▸ **Dataset records**:
--------

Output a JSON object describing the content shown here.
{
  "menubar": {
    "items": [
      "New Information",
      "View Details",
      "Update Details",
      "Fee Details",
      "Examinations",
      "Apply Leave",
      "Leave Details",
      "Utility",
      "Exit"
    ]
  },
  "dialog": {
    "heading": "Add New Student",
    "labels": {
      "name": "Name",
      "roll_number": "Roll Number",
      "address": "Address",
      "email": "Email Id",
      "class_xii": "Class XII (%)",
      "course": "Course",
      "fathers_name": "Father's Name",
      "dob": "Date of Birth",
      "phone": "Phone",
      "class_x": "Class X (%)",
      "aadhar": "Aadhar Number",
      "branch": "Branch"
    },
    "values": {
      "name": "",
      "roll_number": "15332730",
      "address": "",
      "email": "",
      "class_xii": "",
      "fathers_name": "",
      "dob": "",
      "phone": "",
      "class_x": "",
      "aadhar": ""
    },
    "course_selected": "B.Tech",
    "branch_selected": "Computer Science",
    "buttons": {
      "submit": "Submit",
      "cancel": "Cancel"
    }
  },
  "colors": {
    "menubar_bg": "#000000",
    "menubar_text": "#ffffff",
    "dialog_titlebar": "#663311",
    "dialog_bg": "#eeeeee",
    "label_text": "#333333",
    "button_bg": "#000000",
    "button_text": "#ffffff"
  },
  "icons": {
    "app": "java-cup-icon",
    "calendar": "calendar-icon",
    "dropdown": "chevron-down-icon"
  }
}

--------

▸ **Given instruction**: Every entry should be printed again exactly as it stands.

▸ **The answer**:
Output a JSON object describing the content shown here.
{
  "menubar": {
    "items": [
      "New Information",
      "View Details",
      "Update Details",
      "Fee Details",
      "Examinations",
      "Apply Leave",
      "Leave Details",
      "Utility",
      "Exit"
    ]
  },
  "dialog": {
    "heading": "Add New Student",
    "labels": {
      "name": "Name",
      "roll_number": "Roll Number",
      "address": "Address",
      "email": "Email Id",
      "class_xii": "Class XII (%)",
      "course": "Course",
      "fathers_name": "Father's Name",
      "dob": "Date of Birth",
      "phone": "Phone",
      "class_x": "Class X (%)",
      "aadhar": "Aadhar Number",
      "branch": "Branch"
    },
    "values": {
      "name": "",
      "roll_number": "15332730",
      "address": "",
      "email": "",
      "class_xii": "",
      "fathers_name": "",
      "dob": "",
      "phone": "",
      "class_x": "",
      "aadhar": ""
    },
    "course_selected": "B.Tech",
    "branch_selected": "Computer Science",
    "buttons": {
      "submit": "Submit",
      "cancel": "Cancel"
    }
  },
  "colors": {
    "menubar_bg": "#000000",
    "menubar_text": "#ffffff",
    "dialog_titlebar": "#663311",
    "dialog_bg": "#eeeeee",
    "label_text": "#333333",
    "button_bg": "#000000",
    "button_text": "#ffffff"
  },
  "icons": {
    "app": "java-cup-icon",
    "calendar": "calendar-icon",
    "dropdown": "chevron-down-icon"
  }
}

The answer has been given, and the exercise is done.